[BEGIN INPUT]
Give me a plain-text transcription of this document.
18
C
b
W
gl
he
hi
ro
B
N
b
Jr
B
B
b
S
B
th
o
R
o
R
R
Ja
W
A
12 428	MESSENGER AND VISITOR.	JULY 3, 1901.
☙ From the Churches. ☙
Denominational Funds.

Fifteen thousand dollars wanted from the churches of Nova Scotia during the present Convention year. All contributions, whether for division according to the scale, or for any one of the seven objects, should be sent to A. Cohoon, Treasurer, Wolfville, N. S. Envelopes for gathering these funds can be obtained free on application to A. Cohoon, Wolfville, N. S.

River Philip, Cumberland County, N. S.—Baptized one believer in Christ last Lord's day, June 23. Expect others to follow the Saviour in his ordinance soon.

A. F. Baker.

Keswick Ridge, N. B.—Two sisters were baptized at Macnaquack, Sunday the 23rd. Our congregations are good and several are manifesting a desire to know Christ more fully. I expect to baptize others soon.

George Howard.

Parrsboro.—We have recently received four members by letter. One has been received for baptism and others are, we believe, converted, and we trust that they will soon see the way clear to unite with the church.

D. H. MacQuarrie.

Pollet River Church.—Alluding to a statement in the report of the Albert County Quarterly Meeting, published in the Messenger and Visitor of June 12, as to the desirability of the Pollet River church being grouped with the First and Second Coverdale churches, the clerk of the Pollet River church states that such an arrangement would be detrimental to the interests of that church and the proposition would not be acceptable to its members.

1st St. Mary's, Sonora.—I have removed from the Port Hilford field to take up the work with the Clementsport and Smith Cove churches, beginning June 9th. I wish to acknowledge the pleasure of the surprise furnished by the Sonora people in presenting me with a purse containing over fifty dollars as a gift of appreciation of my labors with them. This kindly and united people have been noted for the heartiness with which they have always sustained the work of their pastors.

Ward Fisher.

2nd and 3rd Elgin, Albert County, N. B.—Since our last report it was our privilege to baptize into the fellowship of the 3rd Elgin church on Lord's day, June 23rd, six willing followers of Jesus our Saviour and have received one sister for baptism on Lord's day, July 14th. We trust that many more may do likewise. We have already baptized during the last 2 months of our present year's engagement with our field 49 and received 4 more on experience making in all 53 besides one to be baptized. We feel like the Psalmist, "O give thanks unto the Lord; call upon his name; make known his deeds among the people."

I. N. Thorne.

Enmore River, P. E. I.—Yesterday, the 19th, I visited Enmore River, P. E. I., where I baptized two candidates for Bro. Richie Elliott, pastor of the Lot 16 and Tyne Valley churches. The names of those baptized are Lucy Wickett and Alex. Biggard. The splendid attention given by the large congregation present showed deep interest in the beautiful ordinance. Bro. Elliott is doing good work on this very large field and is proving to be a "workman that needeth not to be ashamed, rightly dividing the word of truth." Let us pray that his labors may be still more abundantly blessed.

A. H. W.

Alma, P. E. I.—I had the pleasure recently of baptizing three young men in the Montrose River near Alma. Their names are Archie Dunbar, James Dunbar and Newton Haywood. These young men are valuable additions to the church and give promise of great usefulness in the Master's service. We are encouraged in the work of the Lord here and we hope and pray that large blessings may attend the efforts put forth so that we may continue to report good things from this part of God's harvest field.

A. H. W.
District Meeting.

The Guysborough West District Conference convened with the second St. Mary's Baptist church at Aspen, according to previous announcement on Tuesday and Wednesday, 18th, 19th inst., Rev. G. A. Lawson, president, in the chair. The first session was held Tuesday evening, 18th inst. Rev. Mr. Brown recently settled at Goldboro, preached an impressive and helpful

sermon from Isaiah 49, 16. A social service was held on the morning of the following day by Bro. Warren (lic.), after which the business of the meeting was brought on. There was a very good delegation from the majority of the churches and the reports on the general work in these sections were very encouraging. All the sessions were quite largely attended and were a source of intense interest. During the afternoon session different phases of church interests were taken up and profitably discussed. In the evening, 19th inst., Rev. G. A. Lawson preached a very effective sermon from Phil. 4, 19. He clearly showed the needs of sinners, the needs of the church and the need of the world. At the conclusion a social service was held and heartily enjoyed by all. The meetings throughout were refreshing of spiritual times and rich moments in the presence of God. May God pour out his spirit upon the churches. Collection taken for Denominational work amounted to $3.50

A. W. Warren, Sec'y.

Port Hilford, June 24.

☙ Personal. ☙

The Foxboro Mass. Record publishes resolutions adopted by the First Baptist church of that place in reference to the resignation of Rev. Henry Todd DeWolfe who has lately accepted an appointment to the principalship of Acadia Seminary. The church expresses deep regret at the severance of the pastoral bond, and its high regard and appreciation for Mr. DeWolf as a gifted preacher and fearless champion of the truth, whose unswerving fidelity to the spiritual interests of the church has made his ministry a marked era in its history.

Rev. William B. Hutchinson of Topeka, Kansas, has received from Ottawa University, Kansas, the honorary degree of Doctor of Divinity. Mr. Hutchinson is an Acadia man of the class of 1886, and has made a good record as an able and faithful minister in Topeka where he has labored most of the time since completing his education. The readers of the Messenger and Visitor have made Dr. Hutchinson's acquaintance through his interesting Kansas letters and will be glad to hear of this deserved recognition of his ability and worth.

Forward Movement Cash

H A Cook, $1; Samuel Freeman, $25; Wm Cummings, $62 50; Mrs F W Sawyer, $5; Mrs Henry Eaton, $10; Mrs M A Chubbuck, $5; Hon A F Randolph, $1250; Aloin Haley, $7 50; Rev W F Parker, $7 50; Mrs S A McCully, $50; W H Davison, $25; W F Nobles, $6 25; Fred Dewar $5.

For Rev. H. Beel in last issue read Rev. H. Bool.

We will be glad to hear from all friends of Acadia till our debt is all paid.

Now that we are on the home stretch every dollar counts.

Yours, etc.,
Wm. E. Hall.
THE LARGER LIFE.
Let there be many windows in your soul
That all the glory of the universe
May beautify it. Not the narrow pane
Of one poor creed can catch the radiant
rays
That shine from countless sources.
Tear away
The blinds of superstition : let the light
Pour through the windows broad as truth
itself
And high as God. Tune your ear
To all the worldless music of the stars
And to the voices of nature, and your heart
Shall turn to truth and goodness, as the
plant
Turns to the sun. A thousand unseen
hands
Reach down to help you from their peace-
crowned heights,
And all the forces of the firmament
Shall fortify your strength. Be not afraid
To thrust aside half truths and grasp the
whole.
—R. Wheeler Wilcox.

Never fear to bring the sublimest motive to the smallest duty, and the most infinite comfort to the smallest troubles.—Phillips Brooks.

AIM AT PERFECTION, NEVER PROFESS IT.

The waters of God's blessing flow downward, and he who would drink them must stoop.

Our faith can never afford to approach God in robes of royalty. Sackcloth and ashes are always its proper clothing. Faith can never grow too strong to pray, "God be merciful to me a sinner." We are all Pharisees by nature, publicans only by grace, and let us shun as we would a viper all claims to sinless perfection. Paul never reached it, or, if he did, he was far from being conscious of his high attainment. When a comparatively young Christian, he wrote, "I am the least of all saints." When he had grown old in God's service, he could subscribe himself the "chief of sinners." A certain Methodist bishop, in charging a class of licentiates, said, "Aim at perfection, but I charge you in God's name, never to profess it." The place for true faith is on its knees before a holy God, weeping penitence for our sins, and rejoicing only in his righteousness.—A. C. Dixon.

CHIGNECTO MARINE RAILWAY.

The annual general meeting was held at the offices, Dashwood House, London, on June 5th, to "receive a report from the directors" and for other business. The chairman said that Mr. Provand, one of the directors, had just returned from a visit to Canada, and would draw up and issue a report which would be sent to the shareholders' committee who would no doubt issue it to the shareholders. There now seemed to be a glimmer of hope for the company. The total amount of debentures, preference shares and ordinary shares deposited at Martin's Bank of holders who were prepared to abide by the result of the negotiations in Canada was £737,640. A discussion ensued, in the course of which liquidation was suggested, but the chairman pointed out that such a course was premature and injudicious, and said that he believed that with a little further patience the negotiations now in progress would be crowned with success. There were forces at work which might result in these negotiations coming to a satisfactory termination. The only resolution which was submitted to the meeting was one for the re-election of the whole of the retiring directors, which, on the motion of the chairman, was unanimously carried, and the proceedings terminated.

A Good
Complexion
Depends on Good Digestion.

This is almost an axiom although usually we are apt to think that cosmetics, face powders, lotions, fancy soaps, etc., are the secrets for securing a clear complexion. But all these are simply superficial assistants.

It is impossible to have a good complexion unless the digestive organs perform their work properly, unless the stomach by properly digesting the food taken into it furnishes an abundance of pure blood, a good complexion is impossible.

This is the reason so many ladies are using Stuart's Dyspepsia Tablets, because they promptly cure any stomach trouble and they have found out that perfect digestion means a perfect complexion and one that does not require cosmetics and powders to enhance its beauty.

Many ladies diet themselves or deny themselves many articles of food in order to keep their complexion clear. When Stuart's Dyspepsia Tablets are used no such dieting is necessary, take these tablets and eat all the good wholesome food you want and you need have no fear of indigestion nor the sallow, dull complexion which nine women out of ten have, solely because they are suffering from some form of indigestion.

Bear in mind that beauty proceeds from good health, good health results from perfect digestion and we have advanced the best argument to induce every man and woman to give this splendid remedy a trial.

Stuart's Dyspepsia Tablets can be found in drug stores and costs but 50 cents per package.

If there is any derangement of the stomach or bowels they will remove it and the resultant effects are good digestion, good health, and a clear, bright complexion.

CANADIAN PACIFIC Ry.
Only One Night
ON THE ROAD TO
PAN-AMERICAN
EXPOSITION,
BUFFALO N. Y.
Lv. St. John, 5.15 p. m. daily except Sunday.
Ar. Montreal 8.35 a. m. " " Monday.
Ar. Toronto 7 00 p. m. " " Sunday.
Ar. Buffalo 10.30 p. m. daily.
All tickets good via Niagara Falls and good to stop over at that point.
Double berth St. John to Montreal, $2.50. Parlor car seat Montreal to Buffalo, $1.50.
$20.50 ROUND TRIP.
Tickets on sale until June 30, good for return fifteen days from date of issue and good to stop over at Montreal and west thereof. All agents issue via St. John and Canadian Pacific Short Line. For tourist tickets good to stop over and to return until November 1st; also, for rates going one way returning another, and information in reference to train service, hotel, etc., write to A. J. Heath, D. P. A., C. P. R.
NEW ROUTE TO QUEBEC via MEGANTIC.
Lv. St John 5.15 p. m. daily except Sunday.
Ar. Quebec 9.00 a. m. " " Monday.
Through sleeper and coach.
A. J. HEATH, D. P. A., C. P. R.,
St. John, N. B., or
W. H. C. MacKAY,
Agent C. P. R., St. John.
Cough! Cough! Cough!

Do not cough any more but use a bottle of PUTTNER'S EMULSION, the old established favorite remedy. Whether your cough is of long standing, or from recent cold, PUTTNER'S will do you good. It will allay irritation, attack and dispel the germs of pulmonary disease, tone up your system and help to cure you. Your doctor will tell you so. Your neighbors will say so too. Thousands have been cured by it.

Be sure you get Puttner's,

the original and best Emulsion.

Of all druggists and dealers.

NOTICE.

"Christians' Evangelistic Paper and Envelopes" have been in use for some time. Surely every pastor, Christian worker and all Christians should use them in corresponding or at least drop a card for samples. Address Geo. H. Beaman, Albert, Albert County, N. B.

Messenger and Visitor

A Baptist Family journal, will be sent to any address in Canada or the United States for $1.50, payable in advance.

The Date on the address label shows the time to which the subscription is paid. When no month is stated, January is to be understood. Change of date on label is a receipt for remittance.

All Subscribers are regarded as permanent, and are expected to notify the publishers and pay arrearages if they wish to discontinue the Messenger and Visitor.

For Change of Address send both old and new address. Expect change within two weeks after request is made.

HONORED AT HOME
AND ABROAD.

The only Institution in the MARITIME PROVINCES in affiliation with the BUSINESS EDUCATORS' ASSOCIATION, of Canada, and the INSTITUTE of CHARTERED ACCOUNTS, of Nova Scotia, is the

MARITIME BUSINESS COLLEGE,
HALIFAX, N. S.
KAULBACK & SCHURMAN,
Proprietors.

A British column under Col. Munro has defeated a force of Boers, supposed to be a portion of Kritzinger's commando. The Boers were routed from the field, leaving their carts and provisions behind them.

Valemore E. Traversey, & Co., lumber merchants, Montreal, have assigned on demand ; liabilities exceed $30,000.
[END INPUT]
_WRITTEN REQUEST_
Only lines that contain the word "Sunday" are wanted; copy each of them.

_CORRECT OUTPUT_
Keswick Ridge, N. B.—Two sisters were baptized at Macnaquack, Sunday the 23rd. Our congregations are good and several are manifesting a desire to know Christ more fully. I expect to baptize others soon.
Lv. St. John, 5.15 p. m. daily except Sunday.
Ar. Toronto 7 00 p. m. " " Sunday.
Lv. St John 5.15 p. m. daily except Sunday.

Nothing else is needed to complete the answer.